> TASK BRIEF
Copy every line that holds "JSON".

Dataset excerpt:
....

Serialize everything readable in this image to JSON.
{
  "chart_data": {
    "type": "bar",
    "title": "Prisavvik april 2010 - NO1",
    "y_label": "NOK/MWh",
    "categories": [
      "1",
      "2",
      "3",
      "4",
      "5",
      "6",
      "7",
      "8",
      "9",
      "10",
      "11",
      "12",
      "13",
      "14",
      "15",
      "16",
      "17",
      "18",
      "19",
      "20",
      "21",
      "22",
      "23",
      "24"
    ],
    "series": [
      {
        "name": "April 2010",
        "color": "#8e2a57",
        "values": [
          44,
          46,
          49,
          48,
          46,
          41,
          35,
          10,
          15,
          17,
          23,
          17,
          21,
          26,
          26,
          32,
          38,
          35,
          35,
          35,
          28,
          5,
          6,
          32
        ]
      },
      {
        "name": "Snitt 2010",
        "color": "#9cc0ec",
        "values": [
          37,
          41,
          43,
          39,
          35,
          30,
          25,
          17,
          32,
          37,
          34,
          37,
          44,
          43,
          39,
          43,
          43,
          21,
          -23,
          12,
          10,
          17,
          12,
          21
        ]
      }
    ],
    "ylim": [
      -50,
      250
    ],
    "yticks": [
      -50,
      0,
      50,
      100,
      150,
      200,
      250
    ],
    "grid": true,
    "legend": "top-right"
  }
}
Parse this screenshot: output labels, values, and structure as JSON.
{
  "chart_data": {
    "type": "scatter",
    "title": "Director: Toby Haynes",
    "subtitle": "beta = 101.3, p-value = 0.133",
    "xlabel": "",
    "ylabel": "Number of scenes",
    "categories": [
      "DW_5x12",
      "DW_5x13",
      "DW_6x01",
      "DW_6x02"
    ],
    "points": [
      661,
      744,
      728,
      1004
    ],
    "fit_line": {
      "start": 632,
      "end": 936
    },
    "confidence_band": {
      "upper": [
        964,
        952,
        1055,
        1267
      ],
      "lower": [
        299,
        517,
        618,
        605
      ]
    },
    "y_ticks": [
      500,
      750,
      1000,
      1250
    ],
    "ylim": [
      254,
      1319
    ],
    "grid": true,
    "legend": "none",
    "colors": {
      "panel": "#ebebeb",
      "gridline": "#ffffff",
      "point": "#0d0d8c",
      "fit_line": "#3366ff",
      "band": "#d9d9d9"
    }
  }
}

....

> FINISHED EXERCISE
Serialize everything readable in this image to JSON.
Parse this screenshot: output labels, values, and structure as JSON.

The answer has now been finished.